_STATED PROBLEM_
Return every record exactly as written.

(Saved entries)

..........

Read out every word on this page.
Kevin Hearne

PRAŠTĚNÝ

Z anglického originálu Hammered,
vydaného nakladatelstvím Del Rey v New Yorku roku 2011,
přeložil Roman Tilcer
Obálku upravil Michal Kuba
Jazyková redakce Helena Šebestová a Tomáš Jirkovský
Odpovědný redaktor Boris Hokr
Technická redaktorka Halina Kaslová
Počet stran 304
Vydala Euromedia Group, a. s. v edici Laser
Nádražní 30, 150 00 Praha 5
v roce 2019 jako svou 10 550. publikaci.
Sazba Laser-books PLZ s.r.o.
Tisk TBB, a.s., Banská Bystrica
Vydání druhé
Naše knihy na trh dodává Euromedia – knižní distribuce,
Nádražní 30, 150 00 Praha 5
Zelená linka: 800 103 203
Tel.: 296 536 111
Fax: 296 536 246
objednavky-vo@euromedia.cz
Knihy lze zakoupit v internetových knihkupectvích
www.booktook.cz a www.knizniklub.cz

..........

_TASK SOLUTION_
Read out every word on this page.
Kevin Hearne

PRAŠTĚNÝ

Z anglického originálu Hammered,
vydaného nakladatelstvím Del Rey v New Yorku roku 2011,
přeložil Roman Tilcer
Obálku upravil Michal Kuba
Jazyková redakce Helena Šebestová a Tomáš Jirkovský
Odpovědný redaktor Boris Hokr
Technická redaktorka Halina Kaslová
Počet stran 304
Vydala Euromedia Group, a. s. v edici Laser
Nádražní 30, 150 00 Praha 5
v roce 2019 jako svou 10 550. publikaci.
Sazba Laser-books PLZ s.r.o.
Tisk TBB, a.s., Banská Bystrica
Vydání druhé
Naše knihy na trh dodává Euromedia – knižní distribuce,
Nádražní 30, 150 00 Praha 5
Zelená linka: 800 103 203
Tel.: 296 536 111
Fax: 296 536 246
objednavky-vo@euromedia.cz
Knihy lze zakoupit v internetových knihkupectvích
www.booktook.cz a www.knizniklub.cz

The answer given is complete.